* Short task
Report all lines holding "haga".

── Extracted material ──

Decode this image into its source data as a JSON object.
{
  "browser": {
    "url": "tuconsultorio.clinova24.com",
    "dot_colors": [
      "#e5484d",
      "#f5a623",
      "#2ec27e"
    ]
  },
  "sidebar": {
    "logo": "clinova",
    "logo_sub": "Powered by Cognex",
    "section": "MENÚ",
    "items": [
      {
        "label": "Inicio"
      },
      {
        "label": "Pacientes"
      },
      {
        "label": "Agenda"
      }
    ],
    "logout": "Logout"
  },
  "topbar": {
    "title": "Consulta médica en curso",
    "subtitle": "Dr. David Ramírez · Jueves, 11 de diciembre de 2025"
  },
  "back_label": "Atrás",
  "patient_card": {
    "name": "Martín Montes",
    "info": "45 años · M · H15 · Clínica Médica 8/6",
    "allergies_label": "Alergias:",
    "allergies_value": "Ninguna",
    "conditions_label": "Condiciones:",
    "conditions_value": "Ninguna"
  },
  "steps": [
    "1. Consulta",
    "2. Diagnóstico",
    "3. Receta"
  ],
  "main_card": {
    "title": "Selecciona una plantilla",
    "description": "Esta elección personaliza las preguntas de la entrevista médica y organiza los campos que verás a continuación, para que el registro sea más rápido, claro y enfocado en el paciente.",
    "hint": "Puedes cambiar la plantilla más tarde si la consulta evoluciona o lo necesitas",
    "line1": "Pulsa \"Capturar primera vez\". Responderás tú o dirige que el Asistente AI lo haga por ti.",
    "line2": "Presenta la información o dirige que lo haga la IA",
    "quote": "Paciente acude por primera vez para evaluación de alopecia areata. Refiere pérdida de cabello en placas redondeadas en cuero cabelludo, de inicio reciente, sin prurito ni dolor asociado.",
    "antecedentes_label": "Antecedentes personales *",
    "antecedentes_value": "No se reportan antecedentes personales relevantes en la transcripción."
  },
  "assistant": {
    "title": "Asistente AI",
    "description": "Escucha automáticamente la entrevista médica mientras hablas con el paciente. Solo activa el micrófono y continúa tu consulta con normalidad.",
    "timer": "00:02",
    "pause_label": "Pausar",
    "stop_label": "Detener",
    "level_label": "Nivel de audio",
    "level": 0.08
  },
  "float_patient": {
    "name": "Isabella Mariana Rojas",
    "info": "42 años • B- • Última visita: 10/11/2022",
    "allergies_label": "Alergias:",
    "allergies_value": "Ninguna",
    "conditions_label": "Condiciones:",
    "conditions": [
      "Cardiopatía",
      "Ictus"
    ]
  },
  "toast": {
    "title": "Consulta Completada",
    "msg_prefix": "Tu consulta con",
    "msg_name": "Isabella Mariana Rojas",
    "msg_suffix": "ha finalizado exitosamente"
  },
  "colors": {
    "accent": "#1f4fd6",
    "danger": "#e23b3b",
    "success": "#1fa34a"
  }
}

───

* Solution
    "line1": "Pulsa \"Capturar primera vez\". Responderás tú o dirige que el Asistente AI lo haga por ti.",
    "line2": "Presenta la información o dirige que lo haga la IA",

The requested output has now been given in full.